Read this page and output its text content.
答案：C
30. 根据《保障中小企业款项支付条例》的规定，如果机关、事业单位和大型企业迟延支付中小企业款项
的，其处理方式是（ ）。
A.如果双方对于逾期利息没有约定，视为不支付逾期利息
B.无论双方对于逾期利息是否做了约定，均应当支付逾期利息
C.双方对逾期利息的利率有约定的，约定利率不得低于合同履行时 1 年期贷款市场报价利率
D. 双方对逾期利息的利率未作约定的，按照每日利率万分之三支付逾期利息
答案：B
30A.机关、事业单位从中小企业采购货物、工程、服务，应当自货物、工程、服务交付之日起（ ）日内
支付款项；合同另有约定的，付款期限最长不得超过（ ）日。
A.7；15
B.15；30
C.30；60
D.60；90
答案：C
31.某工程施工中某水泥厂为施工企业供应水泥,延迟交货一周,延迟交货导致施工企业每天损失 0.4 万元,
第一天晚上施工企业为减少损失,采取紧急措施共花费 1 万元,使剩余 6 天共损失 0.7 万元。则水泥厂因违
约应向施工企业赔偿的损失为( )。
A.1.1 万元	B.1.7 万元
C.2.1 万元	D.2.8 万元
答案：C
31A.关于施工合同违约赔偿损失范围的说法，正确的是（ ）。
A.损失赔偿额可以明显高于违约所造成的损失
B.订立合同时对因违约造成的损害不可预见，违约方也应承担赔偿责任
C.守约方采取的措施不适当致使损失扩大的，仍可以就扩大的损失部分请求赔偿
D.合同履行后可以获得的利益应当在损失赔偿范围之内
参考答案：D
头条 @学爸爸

→ Objective: Go back to the listing above and please repeat it exactly.

→ Finished exercise:
Read this page and output its text content.
答案：C
30. 根据《保障中小企业款项支付条例》的规定，如果机关、事业单位和大型企业迟延支付中小企业款项
的，其处理方式是（ ）。
A.如果双方对于逾期利息没有约定，视为不支付逾期利息
B.无论双方对于逾期利息是否做了约定，均应当支付逾期利息
C.双方对逾期利息的利率有约定的，约定利率不得低于合同履行时 1 年期贷款市场报价利率
D. 双方对逾期利息的利率未作约定的，按照每日利率万分之三支付逾期利息
答案：B
30A.机关、事业单位从中小企业采购货物、工程、服务，应当自货物、工程、服务交付之日起（ ）日内
支付款项；合同另有约定的，付款期限最长不得超过（ ）日。
A.7；15
B.15；30
C.30；60
D.60；90
答案：C
31.某工程施工中某水泥厂为施工企业供应水泥,延迟交货一周,延迟交货导致施工企业每天损失 0.4 万元,
第一天晚上施工企业为减少损失,采取紧急措施共花费 1 万元,使剩余 6 天共损失 0.7 万元。则水泥厂因违
约应向施工企业赔偿的损失为( )。
A.1.1 万元	B.1.7 万元
C.2.1 万元	D.2.8 万元
答案：C
31A.关于施工合同违约赔偿损失范围的说法，正确的是（ ）。
A.损失赔偿额可以明显高于违约所造成的损失
B.订立合同时对因违约造成的损害不可预见，违约方也应承担赔偿责任
C.守约方采取的措施不适当致使损失扩大的，仍可以就扩大的损失部分请求赔偿
D.合同履行后可以获得的利益应当在损失赔偿范围之内
参考答案：D
头条 @学爸爸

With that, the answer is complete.